▸ TASK GOAL
Go through the data below and copy it exactly, skipping every picture.

▸ DATA PROVIDED
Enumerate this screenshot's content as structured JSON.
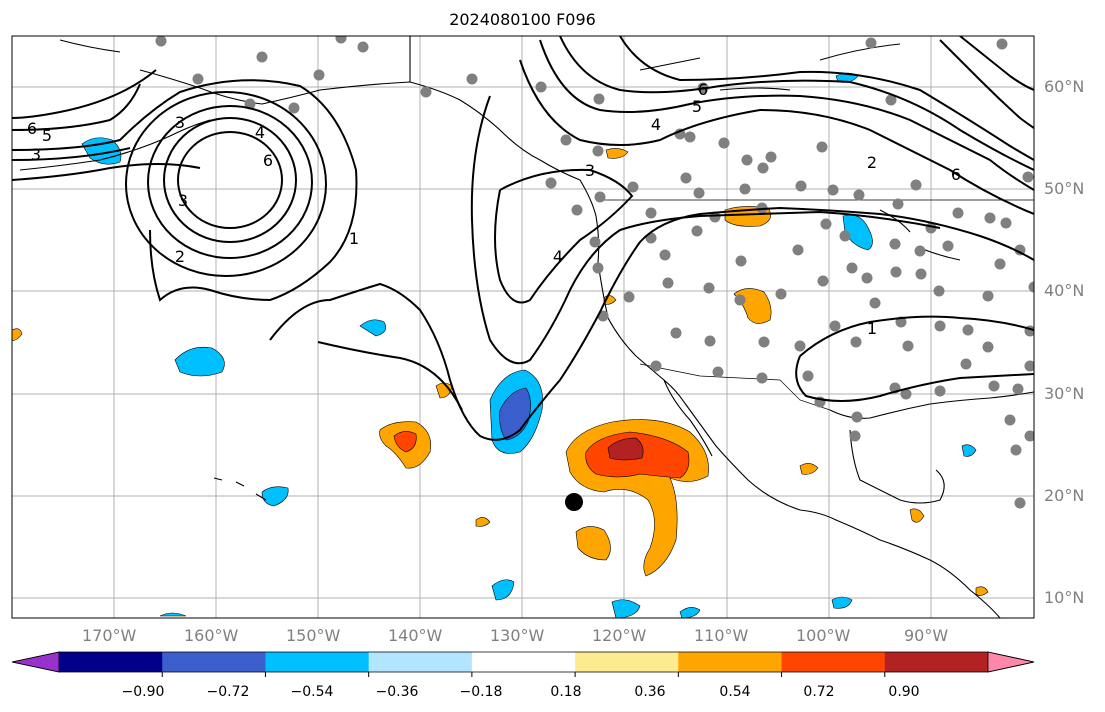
{
  "title": "2024080100 F096",
  "colors": {
    "blue_strong": "#3a5fcd",
    "blue": "#00bfff",
    "blue_light": "#b2e5ff",
    "yellow": "#fcec8f",
    "orange": "#ffa500",
    "red_orange": "#ff4500",
    "dark_red": "#b22222",
    "station_dot": "#808080",
    "contour": "#000000"
  },
  "lon_labels": [
    "170°W",
    "160°W",
    "150°W",
    "140°W",
    "130°W",
    "120°W",
    "110°W",
    "100°W",
    "90°W"
  ],
  "lat_labels": [
    "60°N",
    "50°N",
    "40°N",
    "30°N",
    "20°N",
    "10°N"
  ],
  "contour_labels": [
    "6",
    "5",
    "3",
    "3",
    "4",
    "6",
    "3",
    "2",
    "1",
    "6",
    "5",
    "4",
    "3",
    "4",
    "2",
    "6",
    "1"
  ],
  "colorbar": {
    "ticks": [
      "−0.90",
      "−0.72",
      "−0.54",
      "−0.36",
      "−0.18",
      "0.18",
      "0.36",
      "0.54",
      "0.72",
      "0.90"
    ],
    "colors": [
      "#9932cc",
      "#00008b",
      "#3a5fcd",
      "#00bfff",
      "#b2e5ff",
      "#ffffff",
      "#fcec8f",
      "#ffa500",
      "#ff4500",
      "#b22222",
      "#ff88aa"
    ]
  }
}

▸ FINISHED EXERCISE
Enumerate this screenshot's content as structured JSON.
{
  "title": "2024080100 F096",
  "colors": {
    "blue_strong": "#3a5fcd",
    "blue": "#00bfff",
    "blue_light": "#b2e5ff",
    "yellow": "#fcec8f",
    "orange": "#ffa500",
    "red_orange": "#ff4500",
    "dark_red": "#b22222",
    "station_dot": "#808080",
    "contour": "#000000"
  },
  "lon_labels": [
    "170°W",
    "160°W",
    "150°W",
    "140°W",
    "130°W",
    "120°W",
    "110°W",
    "100°W",
    "90°W"
  ],
  "lat_labels": [
    "60°N",
    "50°N",
    "40°N",
    "30°N",
    "20°N",
    "10°N"
  ],
  "contour_labels": [
    "6",
    "5",
    "3",
    "3",
    "4",
    "6",
    "3",
    "2",
    "1",
    "6",
    "5",
    "4",
    "3",
    "4",
    "2",
    "6",
    "1"
  ],
  "colorbar": {
    "ticks": [
      "−0.90",
      "−0.72",
      "−0.54",
      "−0.36",
      "−0.18",
      "0.18",
      "0.36",
      "0.54",
      "0.72",
      "0.90"
    ],
    "colors": [
      "#9932cc",
      "#00008b",
      "#3a5fcd",
      "#00bfff",
      "#b2e5ff",
      "#ffffff",
      "#fcec8f",
      "#ffa500",
      "#ff4500",
      "#b22222",
      "#ff88aa"
    ]
  }
}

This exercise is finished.